:: Stated goal ::
Write every line out verbatim and omit the pictures.

(Extracted data entries)
-.-.-

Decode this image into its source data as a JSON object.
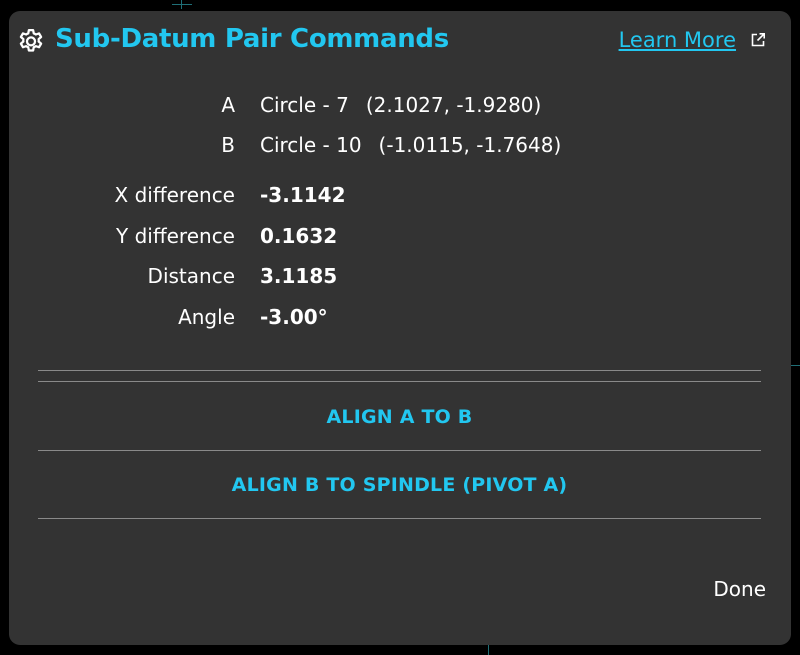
{
  "dialog": {
    "title": "Sub-Datum Pair Commands",
    "learn_more": "Learn More",
    "points": [
      {
        "label": "A",
        "name": "Circle - 7",
        "coords": "(2.1027, -1.9280)"
      },
      {
        "label": "B",
        "name": "Circle - 10",
        "coords": "(-1.0115, -1.7648)"
      }
    ],
    "metrics": [
      {
        "label": "X difference",
        "value": "-3.1142"
      },
      {
        "label": "Y difference",
        "value": "0.1632"
      },
      {
        "label": "Distance",
        "value": "3.1185"
      },
      {
        "label": "Angle",
        "value": "-3.00°"
      }
    ],
    "actions": {
      "align_a_to_b": "ALIGN A TO B",
      "align_b_to_spindle": "ALIGN B TO SPINDLE (PIVOT A)"
    },
    "done": "Done"
  },
  "colors": {
    "accent": "#22c7f0",
    "dialog_bg": "#333333",
    "text": "#ffffff"
  },
  "icons": {
    "title_icon": "gear-icon",
    "learn_more_icon": "external-link-icon"
  }
}
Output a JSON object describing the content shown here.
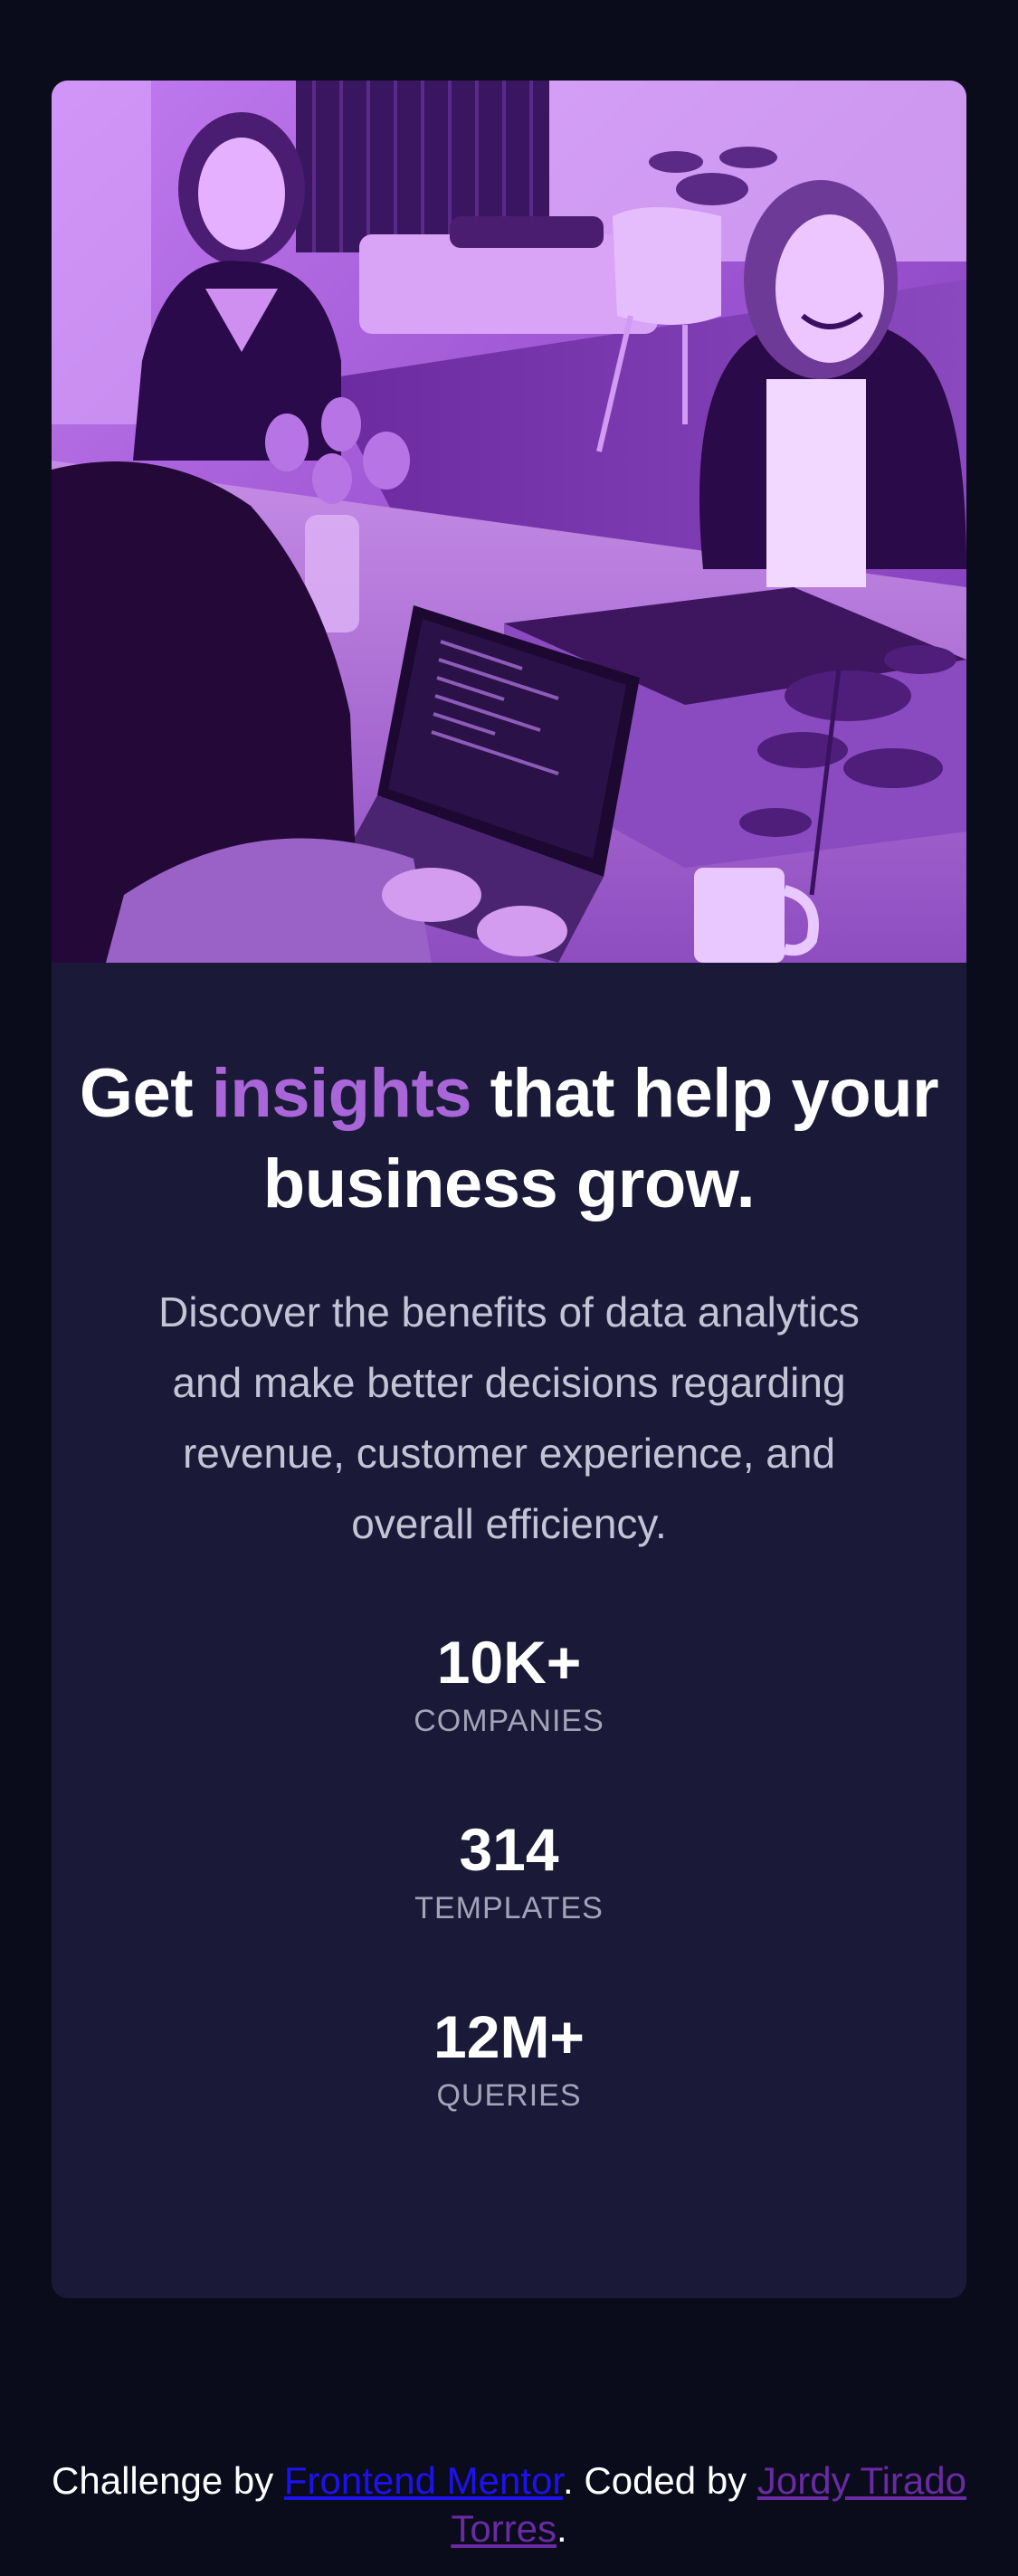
{
  "hero": {
    "image_name": "team-working-photo"
  },
  "headline": {
    "part1": "Get ",
    "accent": "insights",
    "part2": " that help your business grow."
  },
  "description": "Discover the benefits of data analytics and make better decisions regarding revenue, customer experience, and overall efficiency.",
  "stats": [
    {
      "value": "10K+",
      "label": "COMPANIES"
    },
    {
      "value": "314",
      "label": "TEMPLATES"
    },
    {
      "value": "12M+",
      "label": "QUERIES"
    }
  ],
  "footer": {
    "prefix": "Challenge by ",
    "link1": "Frontend Mentor",
    "middle": ". Coded by ",
    "link2": "Jordy Tirado Torres",
    "suffix": "."
  },
  "colors": {
    "background": "#0a0c1c",
    "card": "#1b1938",
    "accent": "#a966d8",
    "text": "#ffffff",
    "muted": "#c5c4d6"
  }
}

-.-.-

:: Reply to the exercise ::
Decode this image into its source data as a JSON object.
{
  "dialog": {
    "title": "Sub-Datum Pair Commands",
    "learn_more": "Learn More",
    "points": [
      {
        "label": "A",
        "name": "Circle - 7",
        "coords": "(2.1027, -1.9280)"
      },
      {
        "label": "B",
        "name": "Circle - 10",
        "coords": "(-1.0115, -1.7648)"
      }
    ],
    "metrics": [
      {
        "label": "X difference",
        "value": "-3.1142"
      },
      {
        "label": "Y difference",
        "value": "0.1632"
      },
      {
        "label": "Distance",
        "value": "3.1185"
      },
      {
        "label": "Angle",
        "value": "-3.00°"
      }
    ],
    "actions": {
      "align_a_to_b": "ALIGN A TO B",
      "align_b_to_spindle": "ALIGN B TO SPINDLE (PIVOT A)"
    },
    "done": "Done"
  },
  "colors": {
    "accent": "#22c7f0",
    "dialog_bg": "#333333",
    "text": "#ffffff"
  },
  "icons": {
    "title_icon": "gear-icon",
    "learn_more_icon": "external-link-icon"
  }
}
Output a JSON object describing the content shown here.
{
  "hero": {
    "image_name": "team-working-photo"
  },
  "headline": {
    "part1": "Get ",
    "accent": "insights",
    "part2": " that help your business grow."
  },
  "description": "Discover the benefits of data analytics and make better decisions regarding revenue, customer experience, and overall efficiency.",
  "stats": [
    {
      "value": "10K+",
      "label": "COMPANIES"
    },
    {
      "value": "314",
      "label": "TEMPLATES"
    },
    {
      "value": "12M+",
      "label": "QUERIES"
    }
  ],
  "footer": {
    "prefix": "Challenge by ",
    "link1": "Frontend Mentor",
    "middle": ". Coded by ",
    "link2": "Jordy Tirado Torres",
    "suffix": "."
  },
  "colors": {
    "background": "#0a0c1c",
    "card": "#1b1938",
    "accent": "#a966d8",
    "text": "#ffffff",
    "muted": "#c5c4d6"
  }
}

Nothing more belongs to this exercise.